Pull out every line with the word "left" from the entries below.

····················

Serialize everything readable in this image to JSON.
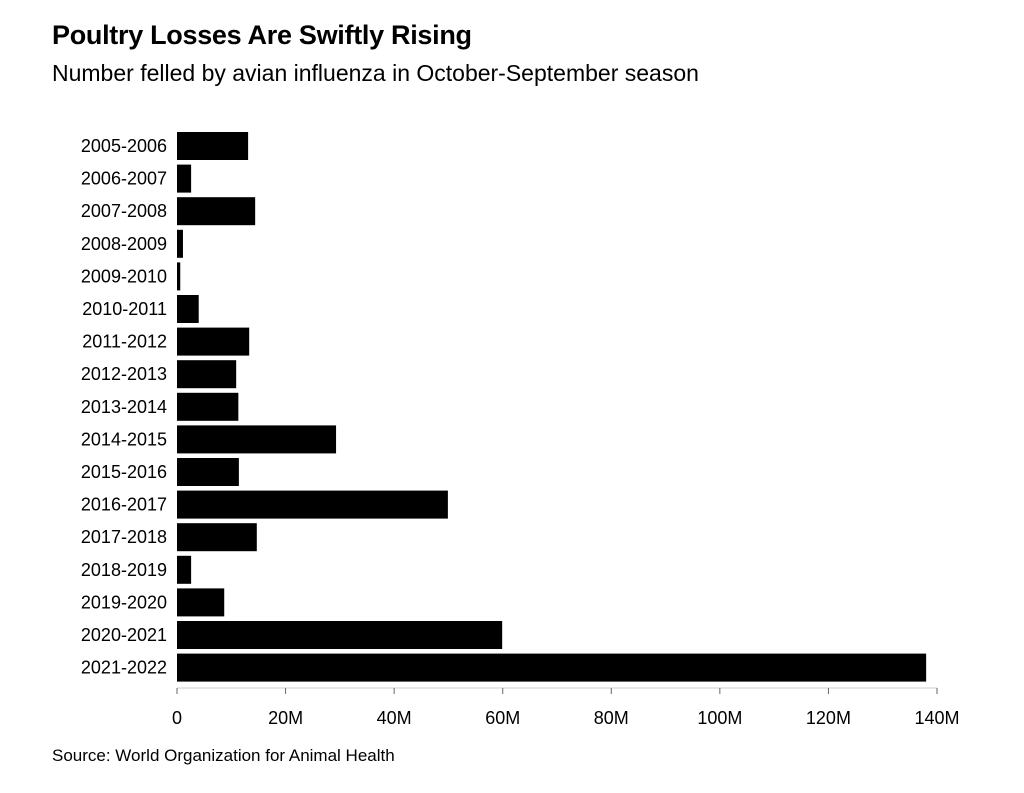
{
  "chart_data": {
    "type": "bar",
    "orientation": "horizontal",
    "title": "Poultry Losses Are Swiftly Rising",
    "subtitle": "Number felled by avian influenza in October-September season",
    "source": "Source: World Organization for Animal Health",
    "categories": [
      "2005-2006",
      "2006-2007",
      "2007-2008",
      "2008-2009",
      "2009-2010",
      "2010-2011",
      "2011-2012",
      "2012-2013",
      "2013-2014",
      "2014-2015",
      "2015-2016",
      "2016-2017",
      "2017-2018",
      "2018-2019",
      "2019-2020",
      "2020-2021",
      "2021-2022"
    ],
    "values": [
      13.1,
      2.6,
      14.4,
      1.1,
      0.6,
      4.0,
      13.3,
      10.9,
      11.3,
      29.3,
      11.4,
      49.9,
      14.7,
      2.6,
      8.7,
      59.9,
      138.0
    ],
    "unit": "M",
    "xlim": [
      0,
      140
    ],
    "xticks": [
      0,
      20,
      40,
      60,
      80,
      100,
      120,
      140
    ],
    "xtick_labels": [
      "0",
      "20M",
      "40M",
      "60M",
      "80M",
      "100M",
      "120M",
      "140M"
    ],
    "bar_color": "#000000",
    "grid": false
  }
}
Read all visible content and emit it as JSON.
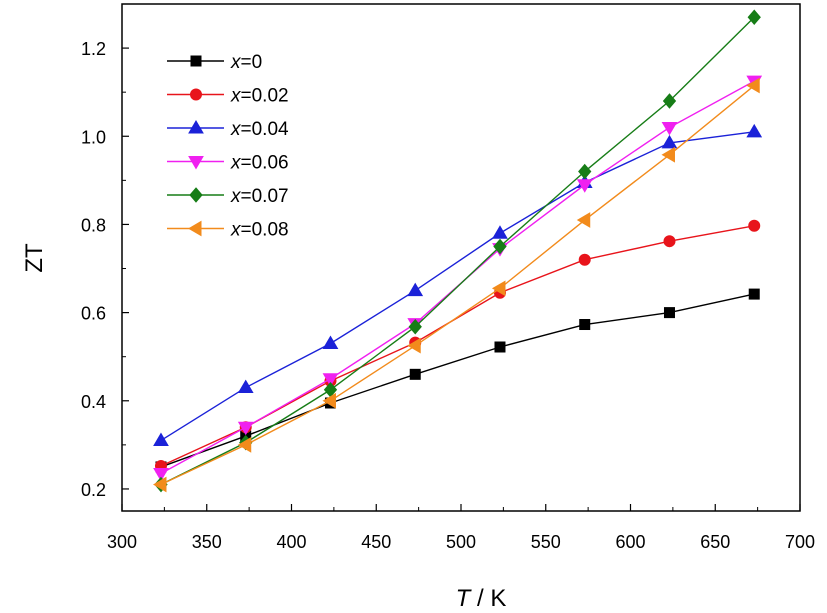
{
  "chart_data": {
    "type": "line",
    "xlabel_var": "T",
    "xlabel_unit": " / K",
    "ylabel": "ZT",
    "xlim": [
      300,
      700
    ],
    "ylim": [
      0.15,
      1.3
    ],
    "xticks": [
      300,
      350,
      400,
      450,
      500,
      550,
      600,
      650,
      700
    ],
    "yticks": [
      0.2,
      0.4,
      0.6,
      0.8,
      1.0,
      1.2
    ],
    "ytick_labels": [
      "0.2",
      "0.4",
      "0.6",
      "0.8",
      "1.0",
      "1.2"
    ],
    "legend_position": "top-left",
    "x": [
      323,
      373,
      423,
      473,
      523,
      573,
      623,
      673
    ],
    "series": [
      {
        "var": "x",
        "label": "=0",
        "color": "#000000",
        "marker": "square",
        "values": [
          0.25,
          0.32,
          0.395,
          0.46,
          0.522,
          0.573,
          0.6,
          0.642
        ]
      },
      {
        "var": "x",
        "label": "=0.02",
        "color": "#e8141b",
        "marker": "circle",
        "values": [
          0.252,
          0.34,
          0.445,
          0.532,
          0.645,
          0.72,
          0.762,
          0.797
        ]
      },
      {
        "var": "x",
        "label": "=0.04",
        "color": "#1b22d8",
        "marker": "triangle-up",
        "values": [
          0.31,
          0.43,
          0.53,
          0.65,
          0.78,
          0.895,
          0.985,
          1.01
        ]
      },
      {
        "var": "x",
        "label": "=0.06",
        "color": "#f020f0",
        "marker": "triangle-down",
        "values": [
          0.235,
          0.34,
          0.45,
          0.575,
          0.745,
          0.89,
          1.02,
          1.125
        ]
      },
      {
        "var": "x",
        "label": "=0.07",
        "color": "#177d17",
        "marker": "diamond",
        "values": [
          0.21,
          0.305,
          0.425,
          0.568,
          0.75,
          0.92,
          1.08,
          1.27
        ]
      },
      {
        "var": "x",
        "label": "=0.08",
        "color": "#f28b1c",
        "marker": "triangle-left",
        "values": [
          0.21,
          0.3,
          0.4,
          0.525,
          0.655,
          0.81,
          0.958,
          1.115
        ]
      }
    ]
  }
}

····················

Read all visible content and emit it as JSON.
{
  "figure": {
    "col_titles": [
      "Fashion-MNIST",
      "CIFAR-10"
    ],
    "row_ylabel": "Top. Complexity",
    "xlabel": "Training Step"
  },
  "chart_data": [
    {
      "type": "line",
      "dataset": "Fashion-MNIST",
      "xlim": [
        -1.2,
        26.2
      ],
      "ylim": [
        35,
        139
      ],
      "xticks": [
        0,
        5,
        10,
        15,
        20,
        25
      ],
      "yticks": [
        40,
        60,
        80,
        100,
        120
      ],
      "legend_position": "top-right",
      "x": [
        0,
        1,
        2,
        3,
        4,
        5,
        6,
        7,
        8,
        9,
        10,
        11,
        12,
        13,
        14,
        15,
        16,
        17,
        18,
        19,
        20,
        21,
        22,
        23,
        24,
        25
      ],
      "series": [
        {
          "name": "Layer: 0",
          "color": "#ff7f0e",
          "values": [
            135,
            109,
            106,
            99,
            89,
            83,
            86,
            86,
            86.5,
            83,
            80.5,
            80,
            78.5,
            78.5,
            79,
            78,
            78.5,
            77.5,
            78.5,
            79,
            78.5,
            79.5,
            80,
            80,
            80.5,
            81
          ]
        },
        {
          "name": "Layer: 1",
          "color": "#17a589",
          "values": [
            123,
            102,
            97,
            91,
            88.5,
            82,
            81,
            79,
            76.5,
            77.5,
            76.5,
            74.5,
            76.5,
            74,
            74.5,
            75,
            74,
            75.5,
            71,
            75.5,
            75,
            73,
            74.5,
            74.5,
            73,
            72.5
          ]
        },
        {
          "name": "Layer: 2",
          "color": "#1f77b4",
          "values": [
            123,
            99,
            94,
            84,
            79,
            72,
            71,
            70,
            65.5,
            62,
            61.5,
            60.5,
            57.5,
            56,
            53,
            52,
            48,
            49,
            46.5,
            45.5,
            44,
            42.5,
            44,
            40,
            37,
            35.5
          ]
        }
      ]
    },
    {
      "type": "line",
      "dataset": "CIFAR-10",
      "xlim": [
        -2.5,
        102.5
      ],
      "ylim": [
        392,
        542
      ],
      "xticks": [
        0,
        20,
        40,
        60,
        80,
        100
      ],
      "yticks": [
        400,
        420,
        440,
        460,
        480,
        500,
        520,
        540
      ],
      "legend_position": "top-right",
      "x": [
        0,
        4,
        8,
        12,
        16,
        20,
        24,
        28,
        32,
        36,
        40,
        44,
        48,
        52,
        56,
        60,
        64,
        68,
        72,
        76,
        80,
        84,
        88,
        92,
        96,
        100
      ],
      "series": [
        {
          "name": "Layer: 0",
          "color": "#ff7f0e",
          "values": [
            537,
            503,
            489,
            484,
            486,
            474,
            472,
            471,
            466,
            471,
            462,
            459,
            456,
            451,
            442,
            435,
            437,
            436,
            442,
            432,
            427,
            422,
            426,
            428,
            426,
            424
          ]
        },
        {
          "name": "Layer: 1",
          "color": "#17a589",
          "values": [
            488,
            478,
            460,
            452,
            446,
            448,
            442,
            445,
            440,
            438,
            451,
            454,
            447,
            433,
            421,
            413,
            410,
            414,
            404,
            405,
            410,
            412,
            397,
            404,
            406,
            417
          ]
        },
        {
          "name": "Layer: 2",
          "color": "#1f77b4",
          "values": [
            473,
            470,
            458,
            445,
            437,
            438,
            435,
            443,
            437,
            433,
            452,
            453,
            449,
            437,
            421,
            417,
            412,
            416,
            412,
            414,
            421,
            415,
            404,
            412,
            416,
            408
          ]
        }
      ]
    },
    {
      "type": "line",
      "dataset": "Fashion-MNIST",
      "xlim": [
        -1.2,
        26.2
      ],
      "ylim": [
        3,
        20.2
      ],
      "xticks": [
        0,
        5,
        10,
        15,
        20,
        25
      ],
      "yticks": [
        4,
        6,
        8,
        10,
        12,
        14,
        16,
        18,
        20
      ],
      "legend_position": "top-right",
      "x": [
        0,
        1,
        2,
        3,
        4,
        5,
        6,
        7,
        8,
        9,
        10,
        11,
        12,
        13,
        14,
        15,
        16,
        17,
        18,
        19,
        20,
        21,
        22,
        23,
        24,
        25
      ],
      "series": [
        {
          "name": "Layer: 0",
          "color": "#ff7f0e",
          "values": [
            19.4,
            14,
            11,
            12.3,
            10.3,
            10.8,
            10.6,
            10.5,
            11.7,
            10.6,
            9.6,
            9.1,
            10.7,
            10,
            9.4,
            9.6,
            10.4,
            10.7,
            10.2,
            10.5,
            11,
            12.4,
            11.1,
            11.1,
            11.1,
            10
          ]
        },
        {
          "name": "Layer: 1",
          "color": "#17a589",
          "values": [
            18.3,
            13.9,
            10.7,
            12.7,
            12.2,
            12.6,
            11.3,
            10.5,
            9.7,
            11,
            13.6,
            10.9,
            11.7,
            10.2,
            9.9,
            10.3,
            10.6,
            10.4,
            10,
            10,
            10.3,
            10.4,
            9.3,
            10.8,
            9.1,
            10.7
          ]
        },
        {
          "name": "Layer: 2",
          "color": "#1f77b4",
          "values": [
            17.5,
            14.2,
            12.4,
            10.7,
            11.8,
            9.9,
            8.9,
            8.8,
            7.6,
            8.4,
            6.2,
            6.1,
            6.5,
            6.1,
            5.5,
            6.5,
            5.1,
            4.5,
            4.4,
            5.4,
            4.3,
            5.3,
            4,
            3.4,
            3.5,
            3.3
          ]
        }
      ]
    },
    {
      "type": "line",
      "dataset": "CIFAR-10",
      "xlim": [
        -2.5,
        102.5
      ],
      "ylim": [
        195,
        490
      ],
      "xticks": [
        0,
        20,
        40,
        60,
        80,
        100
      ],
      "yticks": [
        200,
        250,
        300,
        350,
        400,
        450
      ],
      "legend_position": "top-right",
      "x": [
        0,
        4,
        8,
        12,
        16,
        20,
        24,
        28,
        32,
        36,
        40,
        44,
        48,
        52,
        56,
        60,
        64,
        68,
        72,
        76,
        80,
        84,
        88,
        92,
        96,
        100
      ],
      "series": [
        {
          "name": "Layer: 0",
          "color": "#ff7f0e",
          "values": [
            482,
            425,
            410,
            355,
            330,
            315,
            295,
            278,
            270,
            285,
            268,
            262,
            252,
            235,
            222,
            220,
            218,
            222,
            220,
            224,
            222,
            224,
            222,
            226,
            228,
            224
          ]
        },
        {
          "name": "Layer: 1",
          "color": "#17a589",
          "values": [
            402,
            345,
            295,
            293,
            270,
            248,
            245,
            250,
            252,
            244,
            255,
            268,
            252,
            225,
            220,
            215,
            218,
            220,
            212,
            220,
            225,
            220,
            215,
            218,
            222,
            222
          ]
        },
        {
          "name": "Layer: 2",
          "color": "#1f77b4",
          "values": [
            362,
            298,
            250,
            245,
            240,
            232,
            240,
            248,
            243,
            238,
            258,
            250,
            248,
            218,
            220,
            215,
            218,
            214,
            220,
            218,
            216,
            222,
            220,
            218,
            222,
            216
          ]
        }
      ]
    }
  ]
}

····················

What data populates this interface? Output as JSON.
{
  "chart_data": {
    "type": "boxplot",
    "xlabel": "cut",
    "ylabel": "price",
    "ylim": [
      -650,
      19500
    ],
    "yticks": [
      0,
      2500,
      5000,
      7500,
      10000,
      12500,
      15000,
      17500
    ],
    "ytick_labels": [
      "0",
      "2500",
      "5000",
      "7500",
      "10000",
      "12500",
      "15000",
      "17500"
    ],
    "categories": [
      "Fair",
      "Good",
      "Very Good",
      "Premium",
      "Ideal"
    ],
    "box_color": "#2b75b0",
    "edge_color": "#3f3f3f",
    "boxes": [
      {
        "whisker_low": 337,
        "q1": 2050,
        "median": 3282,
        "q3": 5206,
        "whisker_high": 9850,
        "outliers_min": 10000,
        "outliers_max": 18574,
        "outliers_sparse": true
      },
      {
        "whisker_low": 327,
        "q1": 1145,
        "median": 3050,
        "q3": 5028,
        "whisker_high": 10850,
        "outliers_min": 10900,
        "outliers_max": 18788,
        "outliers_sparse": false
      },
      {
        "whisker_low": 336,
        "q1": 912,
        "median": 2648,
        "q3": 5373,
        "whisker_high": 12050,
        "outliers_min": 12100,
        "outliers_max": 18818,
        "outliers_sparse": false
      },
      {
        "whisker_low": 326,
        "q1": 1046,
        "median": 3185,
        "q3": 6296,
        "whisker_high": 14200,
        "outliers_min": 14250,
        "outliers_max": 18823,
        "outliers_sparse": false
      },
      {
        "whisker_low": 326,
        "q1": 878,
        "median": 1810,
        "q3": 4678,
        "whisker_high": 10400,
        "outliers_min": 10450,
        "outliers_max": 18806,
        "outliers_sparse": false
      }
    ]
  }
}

····················

**Task response**
    "legend_position": "top-left",
        "marker": "triangle-left",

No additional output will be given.